* begin RECORDED DATA *

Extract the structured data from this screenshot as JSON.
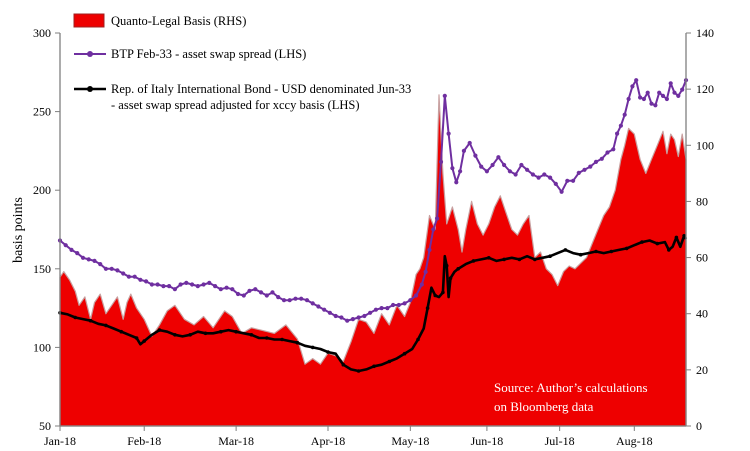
{
  "chart_data": {
    "type": "area",
    "x_ticks": [
      "Jan-18",
      "Feb-18",
      "Mar-18",
      "Apr-18",
      "May-18",
      "Jun-18",
      "Jul-18",
      "Aug-18"
    ],
    "ylabel": "basis points",
    "ylim_left": [
      50,
      300
    ],
    "yticks_left": [
      "50",
      "100",
      "150",
      "200",
      "250",
      "300"
    ],
    "ylim_right": [
      0,
      140
    ],
    "yticks_right": [
      "0",
      "20",
      "40",
      "60",
      "80",
      "100",
      "120",
      "140"
    ],
    "grid": false,
    "legend_position": "top-left",
    "annotation": [
      "Source: Author’s calculations",
      "on Bloomberg data"
    ],
    "series": [
      {
        "name": "Quanto-Legal Basis (RHS)",
        "type": "area",
        "axis": "right",
        "color": "#ee0000",
        "points": [
          [
            0,
            53
          ],
          [
            2,
            55
          ],
          [
            5,
            52
          ],
          [
            8,
            48
          ],
          [
            10,
            43
          ],
          [
            13,
            46
          ],
          [
            16,
            38
          ],
          [
            18,
            44
          ],
          [
            21,
            47
          ],
          [
            24,
            40
          ],
          [
            27,
            43
          ],
          [
            30,
            46
          ],
          [
            33,
            38
          ],
          [
            35,
            44
          ],
          [
            37,
            47
          ],
          [
            40,
            42
          ],
          [
            44,
            38
          ],
          [
            48,
            32
          ],
          [
            52,
            36
          ],
          [
            56,
            41
          ],
          [
            60,
            43
          ],
          [
            65,
            38
          ],
          [
            70,
            36
          ],
          [
            75,
            39
          ],
          [
            80,
            35
          ],
          [
            86,
            41
          ],
          [
            90,
            39
          ],
          [
            95,
            33
          ],
          [
            100,
            35
          ],
          [
            106,
            34
          ],
          [
            112,
            33
          ],
          [
            118,
            36
          ],
          [
            124,
            31
          ],
          [
            128,
            22
          ],
          [
            132,
            24
          ],
          [
            136,
            22
          ],
          [
            140,
            26
          ],
          [
            144,
            25
          ],
          [
            148,
            23
          ],
          [
            152,
            30
          ],
          [
            156,
            38
          ],
          [
            160,
            37
          ],
          [
            164,
            33
          ],
          [
            168,
            40
          ],
          [
            172,
            36
          ],
          [
            176,
            43
          ],
          [
            180,
            39
          ],
          [
            183,
            44
          ],
          [
            186,
            54
          ],
          [
            188,
            56
          ],
          [
            190,
            60
          ],
          [
            193,
            75
          ],
          [
            196,
            70
          ],
          [
            198,
            118
          ],
          [
            200,
            90
          ],
          [
            202,
            72
          ],
          [
            205,
            78
          ],
          [
            208,
            70
          ],
          [
            210,
            62
          ],
          [
            212,
            70
          ],
          [
            215,
            80
          ],
          [
            218,
            72
          ],
          [
            221,
            68
          ],
          [
            224,
            72
          ],
          [
            227,
            78
          ],
          [
            230,
            82
          ],
          [
            233,
            76
          ],
          [
            236,
            70
          ],
          [
            239,
            68
          ],
          [
            242,
            72
          ],
          [
            245,
            75
          ],
          [
            248,
            60
          ],
          [
            251,
            62
          ],
          [
            254,
            56
          ],
          [
            257,
            54
          ],
          [
            260,
            50
          ],
          [
            263,
            55
          ],
          [
            266,
            57
          ],
          [
            269,
            56
          ],
          [
            272,
            58
          ],
          [
            275,
            60
          ],
          [
            278,
            65
          ],
          [
            281,
            70
          ],
          [
            284,
            75
          ],
          [
            287,
            78
          ],
          [
            290,
            84
          ],
          [
            293,
            95
          ],
          [
            295,
            100
          ],
          [
            297,
            106
          ],
          [
            300,
            104
          ],
          [
            303,
            95
          ],
          [
            306,
            90
          ],
          [
            309,
            95
          ],
          [
            312,
            100
          ],
          [
            315,
            105
          ],
          [
            317,
            97
          ],
          [
            319,
            104
          ],
          [
            321,
            102
          ],
          [
            323,
            96
          ],
          [
            325,
            104
          ],
          [
            327,
            95
          ]
        ]
      },
      {
        "name": "BTP Feb-33 - asset swap spread (LHS)",
        "type": "line",
        "axis": "left",
        "color": "#6f2fa0",
        "points": [
          [
            0,
            168
          ],
          [
            3,
            165
          ],
          [
            6,
            162
          ],
          [
            9,
            160
          ],
          [
            12,
            157
          ],
          [
            15,
            156
          ],
          [
            18,
            155
          ],
          [
            21,
            153
          ],
          [
            24,
            150
          ],
          [
            27,
            150
          ],
          [
            30,
            149
          ],
          [
            33,
            147
          ],
          [
            36,
            145
          ],
          [
            39,
            145
          ],
          [
            42,
            143
          ],
          [
            45,
            142
          ],
          [
            48,
            140
          ],
          [
            51,
            140
          ],
          [
            54,
            139
          ],
          [
            57,
            139
          ],
          [
            60,
            137
          ],
          [
            63,
            140
          ],
          [
            66,
            141
          ],
          [
            69,
            140
          ],
          [
            72,
            139
          ],
          [
            75,
            140
          ],
          [
            78,
            141
          ],
          [
            81,
            139
          ],
          [
            84,
            137
          ],
          [
            87,
            138
          ],
          [
            90,
            137
          ],
          [
            93,
            134
          ],
          [
            96,
            133
          ],
          [
            99,
            136
          ],
          [
            102,
            137
          ],
          [
            105,
            135
          ],
          [
            108,
            133
          ],
          [
            111,
            135
          ],
          [
            114,
            132
          ],
          [
            117,
            130
          ],
          [
            120,
            130
          ],
          [
            123,
            131
          ],
          [
            126,
            131
          ],
          [
            129,
            130
          ],
          [
            132,
            128
          ],
          [
            135,
            126
          ],
          [
            138,
            124
          ],
          [
            141,
            122
          ],
          [
            144,
            120
          ],
          [
            147,
            119
          ],
          [
            150,
            117
          ],
          [
            153,
            118
          ],
          [
            156,
            119
          ],
          [
            159,
            120
          ],
          [
            162,
            122
          ],
          [
            165,
            124
          ],
          [
            168,
            125
          ],
          [
            171,
            125
          ],
          [
            174,
            127
          ],
          [
            177,
            127
          ],
          [
            180,
            128
          ],
          [
            183,
            130
          ],
          [
            186,
            133
          ],
          [
            189,
            140
          ],
          [
            191,
            148
          ],
          [
            193,
            162
          ],
          [
            195,
            175
          ],
          [
            197,
            182
          ],
          [
            199,
            218
          ],
          [
            201,
            260
          ],
          [
            203,
            236
          ],
          [
            205,
            214
          ],
          [
            207,
            205
          ],
          [
            209,
            212
          ],
          [
            211,
            225
          ],
          [
            214,
            230
          ],
          [
            217,
            222
          ],
          [
            220,
            215
          ],
          [
            223,
            212
          ],
          [
            226,
            216
          ],
          [
            229,
            221
          ],
          [
            232,
            216
          ],
          [
            235,
            212
          ],
          [
            238,
            210
          ],
          [
            241,
            216
          ],
          [
            244,
            213
          ],
          [
            247,
            210
          ],
          [
            250,
            208
          ],
          [
            253,
            210
          ],
          [
            256,
            208
          ],
          [
            259,
            204
          ],
          [
            262,
            199
          ],
          [
            265,
            206
          ],
          [
            268,
            206
          ],
          [
            271,
            211
          ],
          [
            274,
            213
          ],
          [
            277,
            215
          ],
          [
            280,
            218
          ],
          [
            283,
            220
          ],
          [
            286,
            224
          ],
          [
            289,
            226
          ],
          [
            291,
            236
          ],
          [
            293,
            241
          ],
          [
            295,
            248
          ],
          [
            297,
            258
          ],
          [
            299,
            266
          ],
          [
            301,
            270
          ],
          [
            303,
            259
          ],
          [
            305,
            258
          ],
          [
            307,
            262
          ],
          [
            309,
            255
          ],
          [
            311,
            254
          ],
          [
            313,
            262
          ],
          [
            315,
            260
          ],
          [
            317,
            258
          ],
          [
            319,
            268
          ],
          [
            321,
            262
          ],
          [
            323,
            260
          ],
          [
            325,
            264
          ],
          [
            327,
            270
          ]
        ]
      },
      {
        "name": "Rep. of Italy International Bond - USD denominated Jun-33 - asset swap spread adjusted for xccy basis (LHS)",
        "type": "line",
        "axis": "left",
        "color": "#000000",
        "points": [
          [
            0,
            122
          ],
          [
            4,
            121
          ],
          [
            8,
            119
          ],
          [
            12,
            118
          ],
          [
            16,
            117
          ],
          [
            20,
            115
          ],
          [
            24,
            114
          ],
          [
            28,
            112
          ],
          [
            32,
            110
          ],
          [
            36,
            108
          ],
          [
            40,
            106
          ],
          [
            42,
            102
          ],
          [
            44,
            104
          ],
          [
            48,
            108
          ],
          [
            52,
            111
          ],
          [
            56,
            110
          ],
          [
            60,
            108
          ],
          [
            64,
            107
          ],
          [
            68,
            108
          ],
          [
            72,
            110
          ],
          [
            76,
            109
          ],
          [
            80,
            109
          ],
          [
            84,
            110
          ],
          [
            88,
            111
          ],
          [
            92,
            110
          ],
          [
            96,
            109
          ],
          [
            100,
            108
          ],
          [
            104,
            106
          ],
          [
            108,
            106
          ],
          [
            112,
            105
          ],
          [
            116,
            105
          ],
          [
            120,
            104
          ],
          [
            124,
            103
          ],
          [
            128,
            101
          ],
          [
            132,
            100
          ],
          [
            136,
            99
          ],
          [
            140,
            97
          ],
          [
            144,
            96
          ],
          [
            148,
            89
          ],
          [
            152,
            86
          ],
          [
            156,
            85
          ],
          [
            160,
            86
          ],
          [
            164,
            88
          ],
          [
            168,
            89
          ],
          [
            172,
            91
          ],
          [
            176,
            93
          ],
          [
            180,
            96
          ],
          [
            184,
            99
          ],
          [
            187,
            105
          ],
          [
            190,
            112
          ],
          [
            192,
            125
          ],
          [
            194,
            138
          ],
          [
            196,
            133
          ],
          [
            198,
            132
          ],
          [
            200,
            135
          ],
          [
            201,
            158
          ],
          [
            202,
            152
          ],
          [
            203,
            132
          ],
          [
            204,
            144
          ],
          [
            206,
            148
          ],
          [
            208,
            150
          ],
          [
            212,
            153
          ],
          [
            216,
            155
          ],
          [
            220,
            156
          ],
          [
            224,
            157
          ],
          [
            228,
            155
          ],
          [
            232,
            156
          ],
          [
            236,
            157
          ],
          [
            240,
            156
          ],
          [
            244,
            158
          ],
          [
            248,
            156
          ],
          [
            252,
            157
          ],
          [
            256,
            158
          ],
          [
            260,
            160
          ],
          [
            264,
            162
          ],
          [
            268,
            160
          ],
          [
            272,
            159
          ],
          [
            276,
            160
          ],
          [
            280,
            161
          ],
          [
            284,
            160
          ],
          [
            288,
            161
          ],
          [
            292,
            162
          ],
          [
            296,
            163
          ],
          [
            300,
            165
          ],
          [
            304,
            167
          ],
          [
            308,
            168
          ],
          [
            312,
            166
          ],
          [
            316,
            167
          ],
          [
            318,
            162
          ],
          [
            320,
            164
          ],
          [
            322,
            170
          ],
          [
            324,
            164
          ],
          [
            326,
            171
          ],
          [
            327,
            169
          ]
        ]
      }
    ]
  }
}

* end RECORDED DATA *

» **WRITTEN INSTRUCTION**
Determine how many lines include the word "type" and report that number by itself.

» **SOLUTION BELOW**
4